[Dataset items]
╭──

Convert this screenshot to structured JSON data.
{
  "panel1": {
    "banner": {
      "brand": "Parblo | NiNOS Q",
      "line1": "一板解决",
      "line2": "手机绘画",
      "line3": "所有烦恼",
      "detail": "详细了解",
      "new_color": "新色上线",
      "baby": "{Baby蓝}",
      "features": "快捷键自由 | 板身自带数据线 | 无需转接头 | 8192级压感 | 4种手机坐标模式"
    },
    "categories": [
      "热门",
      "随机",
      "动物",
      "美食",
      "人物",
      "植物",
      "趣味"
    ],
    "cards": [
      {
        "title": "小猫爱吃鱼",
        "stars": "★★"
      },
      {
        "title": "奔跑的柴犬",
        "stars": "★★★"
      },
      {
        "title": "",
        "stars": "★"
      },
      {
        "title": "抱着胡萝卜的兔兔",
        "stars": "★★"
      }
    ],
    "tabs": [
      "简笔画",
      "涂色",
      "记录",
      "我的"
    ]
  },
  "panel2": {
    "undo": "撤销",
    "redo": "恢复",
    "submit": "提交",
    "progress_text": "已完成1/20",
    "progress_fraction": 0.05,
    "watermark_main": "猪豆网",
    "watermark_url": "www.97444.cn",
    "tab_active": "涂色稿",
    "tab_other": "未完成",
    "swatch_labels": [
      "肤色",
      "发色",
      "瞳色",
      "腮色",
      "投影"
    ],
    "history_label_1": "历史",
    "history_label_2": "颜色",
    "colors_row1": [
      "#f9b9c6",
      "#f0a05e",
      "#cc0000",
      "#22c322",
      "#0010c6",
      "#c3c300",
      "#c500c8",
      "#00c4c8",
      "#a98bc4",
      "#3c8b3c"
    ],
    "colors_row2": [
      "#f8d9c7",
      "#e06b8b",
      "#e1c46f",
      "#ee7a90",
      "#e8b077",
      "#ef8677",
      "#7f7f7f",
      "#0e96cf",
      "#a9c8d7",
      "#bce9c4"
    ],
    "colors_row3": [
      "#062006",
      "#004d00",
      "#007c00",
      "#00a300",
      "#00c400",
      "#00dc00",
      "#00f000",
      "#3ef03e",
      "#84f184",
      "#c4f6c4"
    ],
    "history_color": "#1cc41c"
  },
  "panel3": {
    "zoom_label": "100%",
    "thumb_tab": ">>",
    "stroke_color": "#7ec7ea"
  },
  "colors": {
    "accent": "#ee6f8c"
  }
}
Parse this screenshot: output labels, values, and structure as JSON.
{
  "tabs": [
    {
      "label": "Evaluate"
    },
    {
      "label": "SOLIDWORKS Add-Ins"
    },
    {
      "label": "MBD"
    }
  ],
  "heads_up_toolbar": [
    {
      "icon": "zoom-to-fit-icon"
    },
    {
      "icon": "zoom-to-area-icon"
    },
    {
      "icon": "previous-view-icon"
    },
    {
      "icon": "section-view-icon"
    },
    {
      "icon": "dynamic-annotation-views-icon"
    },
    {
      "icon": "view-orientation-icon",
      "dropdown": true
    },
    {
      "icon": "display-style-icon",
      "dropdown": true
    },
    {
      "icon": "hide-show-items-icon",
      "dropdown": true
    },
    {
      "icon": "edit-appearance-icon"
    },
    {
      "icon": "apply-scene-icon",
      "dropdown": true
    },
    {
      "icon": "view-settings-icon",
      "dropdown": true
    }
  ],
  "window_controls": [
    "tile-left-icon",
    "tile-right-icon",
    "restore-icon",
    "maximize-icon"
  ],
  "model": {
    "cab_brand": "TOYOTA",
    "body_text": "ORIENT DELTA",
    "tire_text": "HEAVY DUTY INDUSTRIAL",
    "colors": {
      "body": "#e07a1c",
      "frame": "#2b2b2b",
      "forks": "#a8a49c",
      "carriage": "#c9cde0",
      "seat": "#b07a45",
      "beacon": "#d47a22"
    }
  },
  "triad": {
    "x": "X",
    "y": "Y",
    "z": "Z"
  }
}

╰──

WHAT THE TASK ASKS:
In the listing above, find the line with "Parse this screenshot: output" and set down that line and all after it exactly, through the final line.

REPLY:
Parse this screenshot: output labels, values, and structure as JSON.
{
  "tabs": [
    {
      "label": "Evaluate"
    },
    {
      "label": "SOLIDWORKS Add-Ins"
    },
    {
      "label": "MBD"
    }
  ],
  "heads_up_toolbar": [
    {
      "icon": "zoom-to-fit-icon"
    },
    {
      "icon": "zoom-to-area-icon"
    },
    {
      "icon": "previous-view-icon"
    },
    {
      "icon": "section-view-icon"
    },
    {
      "icon": "dynamic-annotation-views-icon"
    },
    {
      "icon": "view-orientation-icon",
      "dropdown": true
    },
    {
      "icon": "display-style-icon",
      "dropdown": true
    },
    {
      "icon": "hide-show-items-icon",
      "dropdown": true
    },
    {
      "icon": "edit-appearance-icon"
    },
    {
      "icon": "apply-scene-icon",
      "dropdown": true
    },
    {
      "icon": "view-settings-icon",
      "dropdown": true
    }
  ],
  "window_controls": [
    "tile-left-icon",
    "tile-right-icon",
    "restore-icon",
    "maximize-icon"
  ],
  "model": {
    "cab_brand": "TOYOTA",
    "body_text": "ORIENT DELTA",
    "tire_text": "HEAVY DUTY INDUSTRIAL",
    "colors": {
      "body": "#e07a1c",
      "frame": "#2b2b2b",
      "forks": "#a8a49c",
      "carriage": "#c9cde0",
      "seat": "#b07a45",
      "beacon": "#d47a22"
    }
  },
  "triad": {
    "x": "X",
    "y": "Y",
    "z": "Z"
  }
}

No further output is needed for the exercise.